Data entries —
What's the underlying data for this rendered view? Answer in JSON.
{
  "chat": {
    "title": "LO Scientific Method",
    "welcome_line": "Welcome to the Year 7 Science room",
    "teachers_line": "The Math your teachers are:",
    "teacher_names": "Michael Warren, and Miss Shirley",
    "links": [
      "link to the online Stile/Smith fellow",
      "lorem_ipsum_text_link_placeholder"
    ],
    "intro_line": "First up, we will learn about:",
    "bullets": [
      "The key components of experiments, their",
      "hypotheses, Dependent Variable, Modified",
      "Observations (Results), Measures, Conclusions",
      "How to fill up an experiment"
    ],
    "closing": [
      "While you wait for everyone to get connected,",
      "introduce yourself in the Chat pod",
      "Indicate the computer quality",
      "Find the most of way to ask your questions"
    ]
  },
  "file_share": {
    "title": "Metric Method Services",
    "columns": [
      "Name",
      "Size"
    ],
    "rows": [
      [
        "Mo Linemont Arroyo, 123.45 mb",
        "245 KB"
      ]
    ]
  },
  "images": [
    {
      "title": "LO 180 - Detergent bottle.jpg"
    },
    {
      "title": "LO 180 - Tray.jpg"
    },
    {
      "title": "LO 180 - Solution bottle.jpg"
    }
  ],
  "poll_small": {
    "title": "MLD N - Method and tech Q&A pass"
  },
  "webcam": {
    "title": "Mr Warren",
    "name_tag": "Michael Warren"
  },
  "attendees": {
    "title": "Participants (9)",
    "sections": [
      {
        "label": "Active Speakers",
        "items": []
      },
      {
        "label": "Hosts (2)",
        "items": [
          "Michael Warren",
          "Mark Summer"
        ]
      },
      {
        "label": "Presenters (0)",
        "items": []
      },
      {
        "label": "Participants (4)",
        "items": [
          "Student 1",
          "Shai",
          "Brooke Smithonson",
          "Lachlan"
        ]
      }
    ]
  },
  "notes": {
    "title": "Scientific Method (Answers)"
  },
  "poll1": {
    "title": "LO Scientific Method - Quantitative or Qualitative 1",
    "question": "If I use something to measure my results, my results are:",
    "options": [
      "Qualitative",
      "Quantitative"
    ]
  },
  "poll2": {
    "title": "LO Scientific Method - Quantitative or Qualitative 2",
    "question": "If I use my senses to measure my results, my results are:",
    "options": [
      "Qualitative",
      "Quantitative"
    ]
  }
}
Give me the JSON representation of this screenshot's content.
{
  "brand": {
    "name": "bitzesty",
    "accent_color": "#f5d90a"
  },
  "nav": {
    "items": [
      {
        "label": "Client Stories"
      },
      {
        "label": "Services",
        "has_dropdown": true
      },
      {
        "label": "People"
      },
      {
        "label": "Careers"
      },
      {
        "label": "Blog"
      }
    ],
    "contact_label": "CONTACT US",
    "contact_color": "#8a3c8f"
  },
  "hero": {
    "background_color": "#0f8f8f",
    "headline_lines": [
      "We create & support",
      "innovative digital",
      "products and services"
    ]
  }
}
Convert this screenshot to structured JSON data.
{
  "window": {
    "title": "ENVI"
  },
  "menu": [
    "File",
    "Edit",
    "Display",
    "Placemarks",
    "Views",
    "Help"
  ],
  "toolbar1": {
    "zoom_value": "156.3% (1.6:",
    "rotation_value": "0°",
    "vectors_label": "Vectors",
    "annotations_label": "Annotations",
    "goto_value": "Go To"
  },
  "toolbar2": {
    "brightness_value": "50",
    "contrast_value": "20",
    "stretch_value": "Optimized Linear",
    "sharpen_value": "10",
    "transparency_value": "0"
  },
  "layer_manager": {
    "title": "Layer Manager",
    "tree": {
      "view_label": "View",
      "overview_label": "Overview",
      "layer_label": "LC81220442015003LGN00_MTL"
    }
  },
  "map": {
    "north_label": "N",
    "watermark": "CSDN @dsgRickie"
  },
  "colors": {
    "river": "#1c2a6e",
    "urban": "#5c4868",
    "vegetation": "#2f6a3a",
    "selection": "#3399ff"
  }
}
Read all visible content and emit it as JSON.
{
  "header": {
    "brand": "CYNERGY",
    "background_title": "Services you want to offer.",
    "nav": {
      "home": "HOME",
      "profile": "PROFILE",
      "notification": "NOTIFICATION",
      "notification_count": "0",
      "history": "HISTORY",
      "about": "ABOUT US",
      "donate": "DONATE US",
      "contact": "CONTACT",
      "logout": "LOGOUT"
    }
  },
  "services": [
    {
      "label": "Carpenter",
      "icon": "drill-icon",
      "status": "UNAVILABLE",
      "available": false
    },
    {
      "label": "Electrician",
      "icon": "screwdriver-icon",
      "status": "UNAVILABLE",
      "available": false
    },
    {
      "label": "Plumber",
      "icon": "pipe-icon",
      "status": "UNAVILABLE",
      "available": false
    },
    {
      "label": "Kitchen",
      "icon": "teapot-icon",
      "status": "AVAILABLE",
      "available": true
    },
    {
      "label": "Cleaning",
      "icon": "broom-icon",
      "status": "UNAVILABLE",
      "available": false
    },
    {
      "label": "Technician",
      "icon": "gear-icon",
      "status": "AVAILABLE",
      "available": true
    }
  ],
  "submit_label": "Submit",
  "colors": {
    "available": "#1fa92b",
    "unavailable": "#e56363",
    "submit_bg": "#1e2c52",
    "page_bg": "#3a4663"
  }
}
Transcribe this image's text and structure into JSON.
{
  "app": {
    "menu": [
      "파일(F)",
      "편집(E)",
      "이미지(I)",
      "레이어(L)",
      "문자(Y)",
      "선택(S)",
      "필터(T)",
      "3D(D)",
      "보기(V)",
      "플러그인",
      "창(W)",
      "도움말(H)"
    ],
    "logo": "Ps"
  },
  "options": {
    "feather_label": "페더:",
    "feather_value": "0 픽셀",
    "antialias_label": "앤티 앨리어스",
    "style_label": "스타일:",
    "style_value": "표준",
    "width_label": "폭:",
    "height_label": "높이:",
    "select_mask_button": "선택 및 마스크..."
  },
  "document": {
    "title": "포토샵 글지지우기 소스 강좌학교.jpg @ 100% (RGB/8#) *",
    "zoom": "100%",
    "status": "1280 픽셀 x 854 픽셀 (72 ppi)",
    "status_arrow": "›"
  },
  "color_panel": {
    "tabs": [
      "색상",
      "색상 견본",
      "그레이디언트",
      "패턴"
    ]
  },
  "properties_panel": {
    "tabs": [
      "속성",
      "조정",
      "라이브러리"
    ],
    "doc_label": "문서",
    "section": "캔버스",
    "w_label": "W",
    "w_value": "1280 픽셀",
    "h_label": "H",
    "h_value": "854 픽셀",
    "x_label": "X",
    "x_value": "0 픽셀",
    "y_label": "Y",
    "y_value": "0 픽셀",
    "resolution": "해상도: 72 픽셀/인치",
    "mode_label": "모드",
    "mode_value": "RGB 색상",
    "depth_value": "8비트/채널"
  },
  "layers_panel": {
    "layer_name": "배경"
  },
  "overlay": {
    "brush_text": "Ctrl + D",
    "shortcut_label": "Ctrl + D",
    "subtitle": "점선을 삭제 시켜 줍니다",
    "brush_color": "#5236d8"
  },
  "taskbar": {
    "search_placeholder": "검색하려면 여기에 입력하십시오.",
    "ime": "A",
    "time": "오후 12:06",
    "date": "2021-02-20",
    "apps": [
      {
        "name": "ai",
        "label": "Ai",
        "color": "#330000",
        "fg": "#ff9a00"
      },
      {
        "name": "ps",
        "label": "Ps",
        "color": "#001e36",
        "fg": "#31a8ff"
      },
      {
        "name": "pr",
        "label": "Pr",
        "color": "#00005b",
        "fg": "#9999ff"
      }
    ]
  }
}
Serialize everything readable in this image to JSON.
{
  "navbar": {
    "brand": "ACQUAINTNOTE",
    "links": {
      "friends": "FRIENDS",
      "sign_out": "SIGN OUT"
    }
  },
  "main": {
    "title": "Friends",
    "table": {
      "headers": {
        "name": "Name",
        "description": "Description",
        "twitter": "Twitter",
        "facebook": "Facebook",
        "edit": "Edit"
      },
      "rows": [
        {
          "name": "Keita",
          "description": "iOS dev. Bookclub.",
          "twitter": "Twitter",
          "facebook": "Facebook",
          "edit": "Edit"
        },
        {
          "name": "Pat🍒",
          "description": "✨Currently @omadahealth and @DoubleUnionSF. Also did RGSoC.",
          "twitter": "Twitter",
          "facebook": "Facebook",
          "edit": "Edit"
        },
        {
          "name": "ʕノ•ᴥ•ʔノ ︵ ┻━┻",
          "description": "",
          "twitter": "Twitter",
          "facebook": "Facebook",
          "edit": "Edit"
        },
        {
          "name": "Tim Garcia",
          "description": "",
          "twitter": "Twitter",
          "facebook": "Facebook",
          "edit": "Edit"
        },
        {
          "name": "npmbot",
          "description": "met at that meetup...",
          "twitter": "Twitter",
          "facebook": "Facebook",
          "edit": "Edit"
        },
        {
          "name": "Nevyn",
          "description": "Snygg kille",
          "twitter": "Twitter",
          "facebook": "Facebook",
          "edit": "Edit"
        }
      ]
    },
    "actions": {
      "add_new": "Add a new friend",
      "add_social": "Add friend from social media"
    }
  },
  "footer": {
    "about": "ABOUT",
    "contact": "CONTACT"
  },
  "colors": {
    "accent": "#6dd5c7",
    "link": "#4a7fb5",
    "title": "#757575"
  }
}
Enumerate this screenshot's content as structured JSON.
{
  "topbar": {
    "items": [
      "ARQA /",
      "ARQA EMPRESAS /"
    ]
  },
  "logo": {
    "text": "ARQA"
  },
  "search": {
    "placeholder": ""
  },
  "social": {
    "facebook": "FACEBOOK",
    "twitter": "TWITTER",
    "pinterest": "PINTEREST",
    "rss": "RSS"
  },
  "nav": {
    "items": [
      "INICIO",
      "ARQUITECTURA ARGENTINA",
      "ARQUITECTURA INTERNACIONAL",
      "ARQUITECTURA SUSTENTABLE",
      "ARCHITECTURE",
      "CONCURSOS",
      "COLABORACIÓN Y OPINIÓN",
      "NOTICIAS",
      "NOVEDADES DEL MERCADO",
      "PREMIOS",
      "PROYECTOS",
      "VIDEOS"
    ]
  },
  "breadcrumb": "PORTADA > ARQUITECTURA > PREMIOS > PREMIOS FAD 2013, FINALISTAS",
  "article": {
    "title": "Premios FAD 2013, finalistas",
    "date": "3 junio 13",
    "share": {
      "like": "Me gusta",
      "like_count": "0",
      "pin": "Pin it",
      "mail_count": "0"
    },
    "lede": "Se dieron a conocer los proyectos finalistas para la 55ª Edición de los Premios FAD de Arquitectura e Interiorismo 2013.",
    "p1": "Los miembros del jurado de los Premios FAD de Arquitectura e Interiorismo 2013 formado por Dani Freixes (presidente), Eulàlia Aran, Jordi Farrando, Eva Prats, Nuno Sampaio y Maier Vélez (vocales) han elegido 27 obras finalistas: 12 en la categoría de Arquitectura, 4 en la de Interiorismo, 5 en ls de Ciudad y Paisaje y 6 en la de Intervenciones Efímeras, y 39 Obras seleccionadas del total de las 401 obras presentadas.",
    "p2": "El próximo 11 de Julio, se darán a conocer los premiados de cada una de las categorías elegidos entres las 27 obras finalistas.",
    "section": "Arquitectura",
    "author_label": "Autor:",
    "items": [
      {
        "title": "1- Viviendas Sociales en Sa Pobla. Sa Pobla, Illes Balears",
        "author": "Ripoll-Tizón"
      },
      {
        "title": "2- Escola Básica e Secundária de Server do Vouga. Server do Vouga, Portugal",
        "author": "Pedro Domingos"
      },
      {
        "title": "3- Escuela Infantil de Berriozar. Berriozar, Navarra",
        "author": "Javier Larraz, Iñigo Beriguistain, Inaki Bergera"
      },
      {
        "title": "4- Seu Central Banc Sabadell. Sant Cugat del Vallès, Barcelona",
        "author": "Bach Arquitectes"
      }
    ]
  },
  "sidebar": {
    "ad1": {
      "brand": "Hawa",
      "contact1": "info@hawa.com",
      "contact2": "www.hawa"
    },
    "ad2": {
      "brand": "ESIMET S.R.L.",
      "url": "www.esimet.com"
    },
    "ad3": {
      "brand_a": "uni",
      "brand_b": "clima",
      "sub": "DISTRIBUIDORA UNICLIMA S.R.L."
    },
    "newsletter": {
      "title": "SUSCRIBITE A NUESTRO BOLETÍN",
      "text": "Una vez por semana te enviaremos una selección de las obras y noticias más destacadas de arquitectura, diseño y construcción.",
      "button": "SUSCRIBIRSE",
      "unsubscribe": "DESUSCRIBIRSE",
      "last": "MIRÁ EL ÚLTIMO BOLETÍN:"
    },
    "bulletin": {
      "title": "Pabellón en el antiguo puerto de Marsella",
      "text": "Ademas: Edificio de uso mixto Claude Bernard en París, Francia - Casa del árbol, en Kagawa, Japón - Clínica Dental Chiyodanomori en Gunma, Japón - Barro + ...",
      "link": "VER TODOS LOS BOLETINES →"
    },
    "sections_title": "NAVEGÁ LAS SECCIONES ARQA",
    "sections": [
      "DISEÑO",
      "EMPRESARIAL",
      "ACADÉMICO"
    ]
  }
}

WHAT TO WORK ON —
Look through the listing and extract every line with "Warren" in it.

PROBLEM SOLUTION —
    "teacher_names": "Michael Warren, and Miss Shirley",
    "title": "Mr Warren",
    "name_tag": "Michael Warren"
          "Michael Warren",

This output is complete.